Short task: Pick out every line of the material below that contains the word "collapsible", matching case exactly, and copy each one.

Source data:
****************
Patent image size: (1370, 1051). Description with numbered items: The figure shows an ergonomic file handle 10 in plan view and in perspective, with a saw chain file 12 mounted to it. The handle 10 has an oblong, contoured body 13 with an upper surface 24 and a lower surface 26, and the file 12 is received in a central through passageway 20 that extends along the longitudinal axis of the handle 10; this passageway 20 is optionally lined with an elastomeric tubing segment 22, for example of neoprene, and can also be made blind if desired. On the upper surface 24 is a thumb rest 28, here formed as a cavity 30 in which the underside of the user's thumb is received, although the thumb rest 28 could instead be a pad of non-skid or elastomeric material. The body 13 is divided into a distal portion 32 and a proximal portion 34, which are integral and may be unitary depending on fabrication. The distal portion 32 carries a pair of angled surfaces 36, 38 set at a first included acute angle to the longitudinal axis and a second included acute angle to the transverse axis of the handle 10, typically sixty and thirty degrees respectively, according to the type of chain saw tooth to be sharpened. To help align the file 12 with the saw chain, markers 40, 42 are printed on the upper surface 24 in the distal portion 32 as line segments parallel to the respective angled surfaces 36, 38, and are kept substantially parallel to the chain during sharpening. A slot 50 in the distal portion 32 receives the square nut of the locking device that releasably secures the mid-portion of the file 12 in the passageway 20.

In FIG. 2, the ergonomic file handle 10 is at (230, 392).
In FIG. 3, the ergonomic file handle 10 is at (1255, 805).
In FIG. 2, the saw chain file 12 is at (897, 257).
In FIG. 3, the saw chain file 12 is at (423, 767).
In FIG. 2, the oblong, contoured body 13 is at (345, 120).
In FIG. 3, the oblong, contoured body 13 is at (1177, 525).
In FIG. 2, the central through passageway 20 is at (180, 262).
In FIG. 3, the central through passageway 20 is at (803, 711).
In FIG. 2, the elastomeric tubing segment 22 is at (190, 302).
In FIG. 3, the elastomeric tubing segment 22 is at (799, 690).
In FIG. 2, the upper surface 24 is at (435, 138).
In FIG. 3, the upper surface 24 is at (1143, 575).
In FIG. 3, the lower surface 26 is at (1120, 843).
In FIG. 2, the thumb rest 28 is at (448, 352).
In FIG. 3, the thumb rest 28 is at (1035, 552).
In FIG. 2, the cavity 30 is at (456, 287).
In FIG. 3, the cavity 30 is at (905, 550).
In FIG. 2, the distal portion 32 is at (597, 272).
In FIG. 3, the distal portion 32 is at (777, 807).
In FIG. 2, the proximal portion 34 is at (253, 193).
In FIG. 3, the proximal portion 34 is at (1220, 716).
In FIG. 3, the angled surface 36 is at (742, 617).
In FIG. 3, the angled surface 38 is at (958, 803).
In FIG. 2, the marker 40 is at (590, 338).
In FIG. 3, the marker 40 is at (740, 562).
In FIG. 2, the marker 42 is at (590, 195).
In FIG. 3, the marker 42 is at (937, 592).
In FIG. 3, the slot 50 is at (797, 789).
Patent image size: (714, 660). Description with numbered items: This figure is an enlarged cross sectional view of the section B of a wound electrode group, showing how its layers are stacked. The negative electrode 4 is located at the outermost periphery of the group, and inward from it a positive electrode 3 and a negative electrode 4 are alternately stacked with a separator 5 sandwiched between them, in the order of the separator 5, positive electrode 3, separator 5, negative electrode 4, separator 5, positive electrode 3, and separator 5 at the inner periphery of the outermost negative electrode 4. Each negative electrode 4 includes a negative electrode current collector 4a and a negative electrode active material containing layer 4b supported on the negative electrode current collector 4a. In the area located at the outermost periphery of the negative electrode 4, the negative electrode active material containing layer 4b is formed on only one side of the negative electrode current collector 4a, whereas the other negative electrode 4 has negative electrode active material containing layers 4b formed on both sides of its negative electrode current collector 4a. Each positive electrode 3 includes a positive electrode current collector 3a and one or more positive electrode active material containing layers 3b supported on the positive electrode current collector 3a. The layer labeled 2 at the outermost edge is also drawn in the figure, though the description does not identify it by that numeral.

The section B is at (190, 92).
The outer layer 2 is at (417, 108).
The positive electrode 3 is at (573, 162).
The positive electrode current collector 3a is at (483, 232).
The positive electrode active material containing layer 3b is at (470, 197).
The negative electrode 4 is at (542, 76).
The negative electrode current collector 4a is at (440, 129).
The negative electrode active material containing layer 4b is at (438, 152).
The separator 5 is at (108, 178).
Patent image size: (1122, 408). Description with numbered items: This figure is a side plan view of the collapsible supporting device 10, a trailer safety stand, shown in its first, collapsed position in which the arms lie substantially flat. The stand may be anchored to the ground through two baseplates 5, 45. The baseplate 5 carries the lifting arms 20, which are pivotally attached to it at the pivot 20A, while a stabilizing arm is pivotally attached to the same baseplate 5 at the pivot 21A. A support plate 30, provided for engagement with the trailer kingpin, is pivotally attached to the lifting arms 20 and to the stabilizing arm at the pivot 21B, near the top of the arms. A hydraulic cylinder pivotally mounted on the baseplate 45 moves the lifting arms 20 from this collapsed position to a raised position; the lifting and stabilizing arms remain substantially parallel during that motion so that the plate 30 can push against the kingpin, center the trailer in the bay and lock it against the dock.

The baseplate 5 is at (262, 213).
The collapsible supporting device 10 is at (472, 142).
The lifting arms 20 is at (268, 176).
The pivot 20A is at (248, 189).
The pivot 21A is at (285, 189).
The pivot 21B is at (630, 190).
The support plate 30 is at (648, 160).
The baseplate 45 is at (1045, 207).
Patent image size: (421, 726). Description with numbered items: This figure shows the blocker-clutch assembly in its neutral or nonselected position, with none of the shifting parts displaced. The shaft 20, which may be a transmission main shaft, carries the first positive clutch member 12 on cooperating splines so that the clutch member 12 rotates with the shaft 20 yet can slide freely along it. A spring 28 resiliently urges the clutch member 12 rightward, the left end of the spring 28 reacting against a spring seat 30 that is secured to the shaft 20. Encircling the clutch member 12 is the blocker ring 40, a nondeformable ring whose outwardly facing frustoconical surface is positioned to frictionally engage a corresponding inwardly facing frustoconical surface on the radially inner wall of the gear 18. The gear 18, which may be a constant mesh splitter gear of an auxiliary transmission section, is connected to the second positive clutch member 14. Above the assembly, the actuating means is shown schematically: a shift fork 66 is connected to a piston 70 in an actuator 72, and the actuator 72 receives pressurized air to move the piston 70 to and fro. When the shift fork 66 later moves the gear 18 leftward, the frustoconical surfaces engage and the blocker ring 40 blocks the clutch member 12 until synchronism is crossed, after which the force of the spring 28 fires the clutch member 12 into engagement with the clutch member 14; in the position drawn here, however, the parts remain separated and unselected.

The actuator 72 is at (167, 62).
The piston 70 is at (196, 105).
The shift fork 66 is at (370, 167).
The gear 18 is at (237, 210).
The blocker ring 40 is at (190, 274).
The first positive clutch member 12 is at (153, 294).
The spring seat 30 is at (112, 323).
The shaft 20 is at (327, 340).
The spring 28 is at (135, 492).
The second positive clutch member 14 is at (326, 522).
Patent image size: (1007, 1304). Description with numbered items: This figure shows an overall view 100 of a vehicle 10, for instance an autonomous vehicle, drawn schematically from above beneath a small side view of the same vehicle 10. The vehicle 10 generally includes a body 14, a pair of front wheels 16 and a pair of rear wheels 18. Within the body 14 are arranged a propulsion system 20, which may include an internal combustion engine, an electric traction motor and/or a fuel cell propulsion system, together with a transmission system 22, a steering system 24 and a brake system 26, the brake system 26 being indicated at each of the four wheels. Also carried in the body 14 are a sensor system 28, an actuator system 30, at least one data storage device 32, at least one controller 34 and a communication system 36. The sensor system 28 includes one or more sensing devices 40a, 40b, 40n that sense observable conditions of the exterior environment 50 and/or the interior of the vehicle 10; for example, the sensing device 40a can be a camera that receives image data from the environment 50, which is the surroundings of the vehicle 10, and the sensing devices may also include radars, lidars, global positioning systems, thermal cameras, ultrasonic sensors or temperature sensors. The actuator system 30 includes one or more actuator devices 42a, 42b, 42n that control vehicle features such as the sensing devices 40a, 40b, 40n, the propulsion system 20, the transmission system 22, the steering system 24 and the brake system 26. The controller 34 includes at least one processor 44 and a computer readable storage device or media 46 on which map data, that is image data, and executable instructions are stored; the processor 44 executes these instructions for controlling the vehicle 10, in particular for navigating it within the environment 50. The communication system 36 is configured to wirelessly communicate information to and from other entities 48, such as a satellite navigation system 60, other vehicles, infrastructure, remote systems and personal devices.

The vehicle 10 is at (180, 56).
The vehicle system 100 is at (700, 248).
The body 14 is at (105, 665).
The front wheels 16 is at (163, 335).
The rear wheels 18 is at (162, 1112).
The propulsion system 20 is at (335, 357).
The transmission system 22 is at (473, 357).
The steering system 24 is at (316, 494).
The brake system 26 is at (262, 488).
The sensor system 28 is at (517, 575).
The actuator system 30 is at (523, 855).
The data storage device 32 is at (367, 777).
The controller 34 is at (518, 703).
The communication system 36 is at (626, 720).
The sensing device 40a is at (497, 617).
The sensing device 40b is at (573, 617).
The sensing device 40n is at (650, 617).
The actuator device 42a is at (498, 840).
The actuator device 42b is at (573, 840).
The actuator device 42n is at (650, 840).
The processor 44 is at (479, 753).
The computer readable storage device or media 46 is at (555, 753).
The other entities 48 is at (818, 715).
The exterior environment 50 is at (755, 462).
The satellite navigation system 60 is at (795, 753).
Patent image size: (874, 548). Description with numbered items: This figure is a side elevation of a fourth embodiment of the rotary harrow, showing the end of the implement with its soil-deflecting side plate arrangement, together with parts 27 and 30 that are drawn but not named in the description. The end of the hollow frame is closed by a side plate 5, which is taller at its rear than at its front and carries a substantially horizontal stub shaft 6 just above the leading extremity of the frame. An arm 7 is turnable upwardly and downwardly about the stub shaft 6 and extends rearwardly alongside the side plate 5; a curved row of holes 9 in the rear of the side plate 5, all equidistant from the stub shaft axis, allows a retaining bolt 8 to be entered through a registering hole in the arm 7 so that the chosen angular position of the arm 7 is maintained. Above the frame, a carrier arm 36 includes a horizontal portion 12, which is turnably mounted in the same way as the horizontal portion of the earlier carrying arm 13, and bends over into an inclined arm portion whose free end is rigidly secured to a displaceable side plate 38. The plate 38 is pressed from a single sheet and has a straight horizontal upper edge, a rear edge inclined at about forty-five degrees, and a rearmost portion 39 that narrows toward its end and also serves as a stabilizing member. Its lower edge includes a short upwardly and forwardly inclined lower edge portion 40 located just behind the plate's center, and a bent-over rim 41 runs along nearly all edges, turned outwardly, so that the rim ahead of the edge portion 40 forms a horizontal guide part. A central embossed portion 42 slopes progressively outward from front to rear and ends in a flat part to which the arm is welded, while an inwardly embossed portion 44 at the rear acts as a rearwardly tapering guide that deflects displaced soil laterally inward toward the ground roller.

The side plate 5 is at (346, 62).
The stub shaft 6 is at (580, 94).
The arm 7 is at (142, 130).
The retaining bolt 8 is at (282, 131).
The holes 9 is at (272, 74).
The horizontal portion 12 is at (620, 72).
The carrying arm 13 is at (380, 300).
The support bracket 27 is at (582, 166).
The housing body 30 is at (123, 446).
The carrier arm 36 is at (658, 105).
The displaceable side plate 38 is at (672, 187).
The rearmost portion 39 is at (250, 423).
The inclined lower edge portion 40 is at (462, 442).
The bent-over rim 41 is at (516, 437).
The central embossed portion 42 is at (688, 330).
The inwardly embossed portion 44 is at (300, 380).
****************
Correct result:
Patent image size: (1122, 408). Description with numbered items: This figure is a side plan view of the collapsible supporting device 10, a trailer safety stand, shown in its first, collapsed position in which the arms lie substantially flat. The stand may be anchored to the ground through two baseplates 5, 45. The baseplate 5 carries the lifting arms 20, which are pivotally attached to it at the pivot 20A, while a stabilizing arm is pivotally attached to the same baseplate 5 at the pivot 21A. A support plate 30, provided for engagement with the trailer kingpin, is pivotally attached to the lifting arms 20 and to the stabilizing arm at the pivot 21B, near the top of the arms. A hydraulic cylinder pivotally mounted on the baseplate 45 moves the lifting arms 20 from this collapsed position to a raised position; the lifting and stabilizing arms remain substantially parallel during that motion so that the plate 30 can push against the kingpin, center the trailer in the bay and lock it against the dock.
The collapsible supporting device 10 is at (472, 142).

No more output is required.